Dataset items:
________________________
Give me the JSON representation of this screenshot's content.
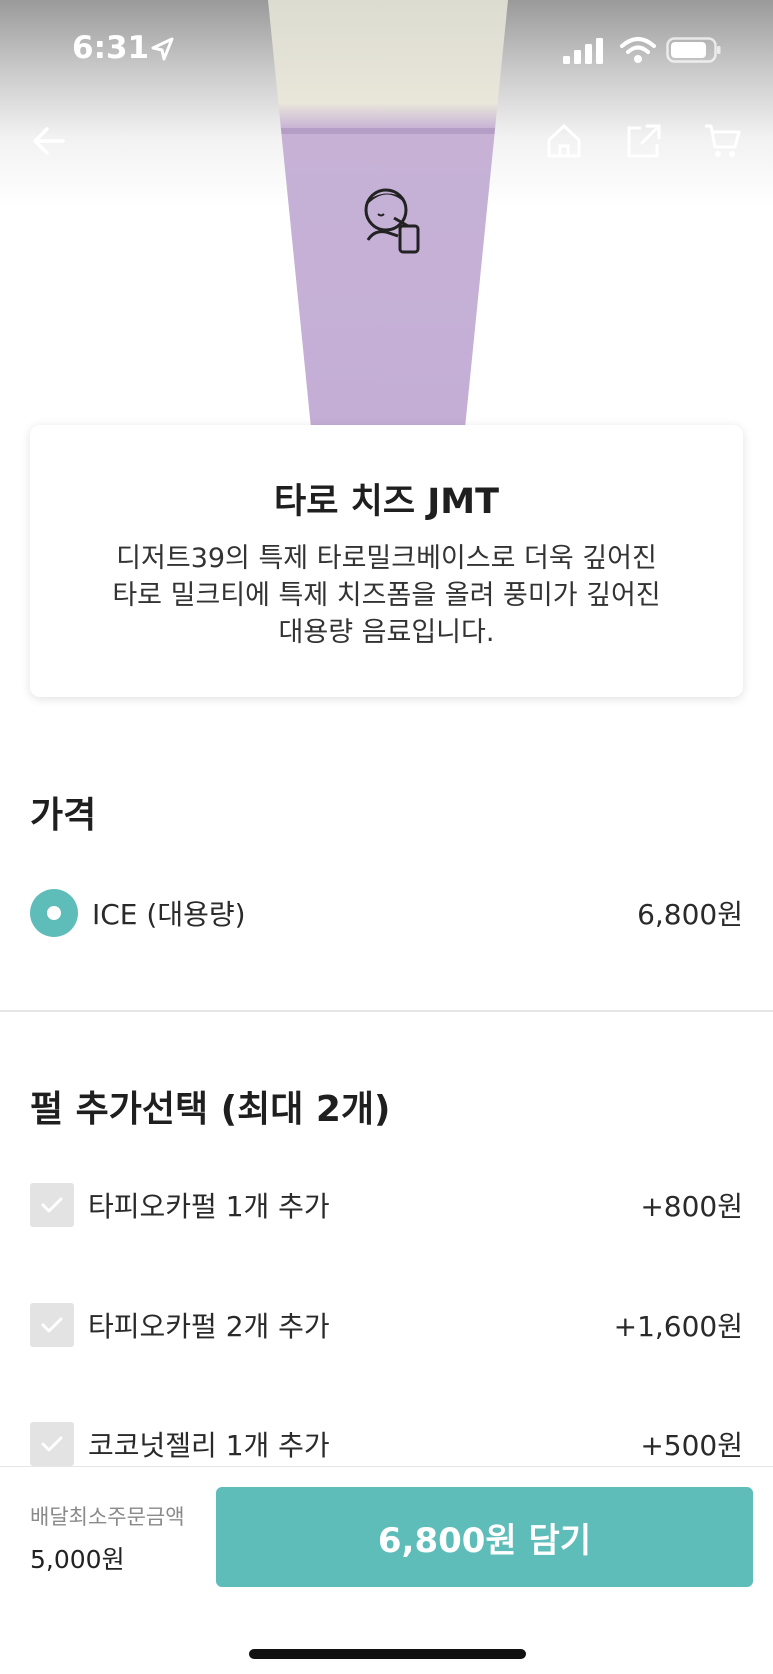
{
  "status_bar": {
    "time": "6:31"
  },
  "product": {
    "title": "타로 치즈 JMT",
    "description": "디저트39의 특제 타로밀크베이스로 더욱 깊어진\n타로 밀크티에 특제 치즈폼을 올려 풍미가 깊어진\n대용량 음료입니다."
  },
  "price_section": {
    "title": "가격",
    "options": [
      {
        "label": "ICE (대용량)",
        "price": "6,800원",
        "selected": true
      }
    ]
  },
  "pearl_section": {
    "title": "펄 추가선택 (최대 2개)",
    "options": [
      {
        "label": "타피오카펄 1개 추가",
        "price": "+800원"
      },
      {
        "label": "타피오카펄 2개 추가",
        "price": "+1,600원"
      },
      {
        "label": "코코넛젤리 1개  추가",
        "price": "+500원"
      }
    ]
  },
  "bottom_bar": {
    "min_order_label": "배달최소주문금액",
    "min_order_value": "5,000원",
    "add_button_label": "6,800원 담기"
  },
  "colors": {
    "accent": "#5fbdb9"
  },
  "icons": [
    "back-arrow-icon",
    "home-icon",
    "share-icon",
    "cart-icon",
    "location-arrow-icon",
    "signal-icon",
    "wifi-icon",
    "battery-icon",
    "check-icon"
  ]
}
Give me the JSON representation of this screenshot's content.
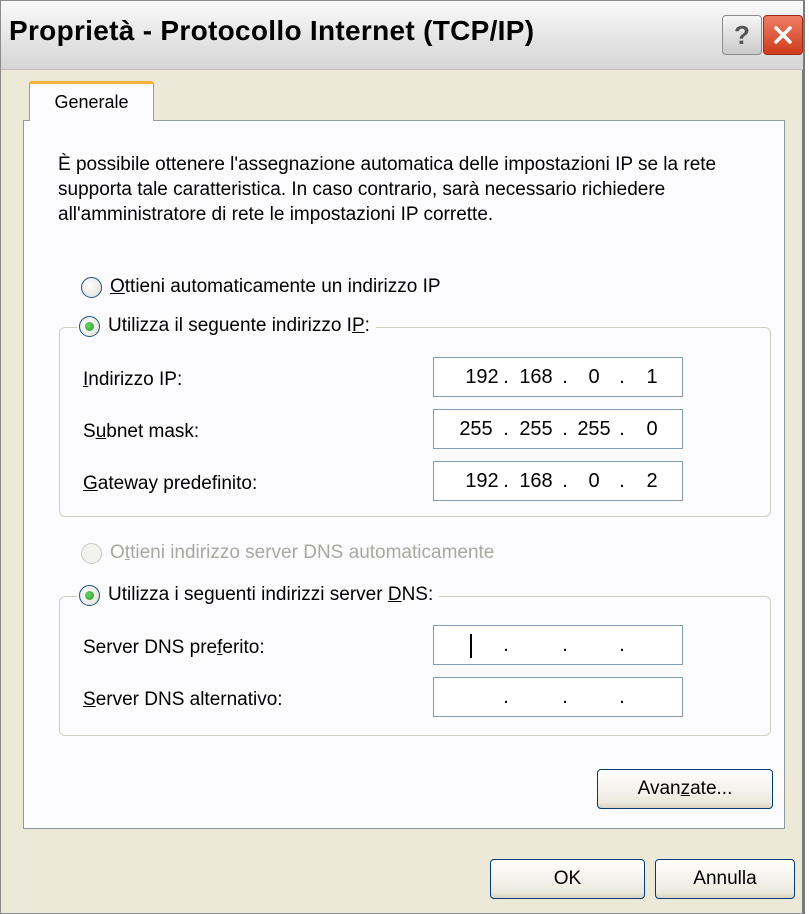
{
  "window": {
    "title": "Proprietà - Protocollo Internet (TCP/IP)",
    "help_label": "?",
    "close_label": "✕"
  },
  "tabs": [
    {
      "label": "Generale",
      "selected": true
    }
  ],
  "description": "È possibile ottenere l'assegnazione automatica delle impostazioni IP se la rete supporta tale caratteristica. In caso contrario, sarà necessario richiedere all'amministratore di rete le impostazioni IP corrette.",
  "ip_section": {
    "auto_option": {
      "access_key": "O",
      "rest": "ttieni automaticamente un indirizzo IP",
      "selected": false
    },
    "manual_option": {
      "before": "Utilizza il seguente indirizzo I",
      "access_key": "P",
      "after": ":",
      "selected": true
    },
    "fields": [
      {
        "key": "ip",
        "access_key": "I",
        "rest": "ndirizzo IP:",
        "octets": [
          "192",
          "168",
          "0",
          "1"
        ]
      },
      {
        "key": "subnet",
        "before": "S",
        "access_key": "u",
        "after": "bnet mask:",
        "octets": [
          "255",
          "255",
          "255",
          "0"
        ]
      },
      {
        "key": "gateway",
        "access_key": "G",
        "rest": "ateway predefinito:",
        "octets": [
          "192",
          "168",
          "0",
          "2"
        ]
      }
    ]
  },
  "dns_section": {
    "auto_option": {
      "before": "O",
      "access_key": "t",
      "after": "tieni indirizzo server DNS automaticamente",
      "selected": false,
      "enabled": false
    },
    "manual_option": {
      "before": "Utilizza i seguenti indirizzi server ",
      "access_key": "D",
      "after": "NS:",
      "selected": true
    },
    "fields": [
      {
        "key": "preferred",
        "before": "Server DNS pre",
        "access_key": "f",
        "after": "erito:",
        "octets": [
          "",
          "",
          "",
          ""
        ],
        "focused": true
      },
      {
        "key": "alternate",
        "access_key": "S",
        "rest": "erver DNS alternativo:",
        "octets": [
          "",
          "",
          "",
          ""
        ]
      }
    ]
  },
  "ip_separator": ".",
  "buttons": {
    "advanced": {
      "before": "Avan",
      "access_key": "z",
      "after": "ate..."
    },
    "ok": "OK",
    "cancel": "Annulla"
  }
}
________________________
__What is asked__: Copy out each line of the data where the string "before" appears.

__Written response__:
      "before": "Utilizza il seguente indirizzo I",
        "before": "S",
      "before": "O",
      "before": "Utilizza i seguenti indirizzi server ",
        "before": "Server DNS pre",
      "before": "Avan",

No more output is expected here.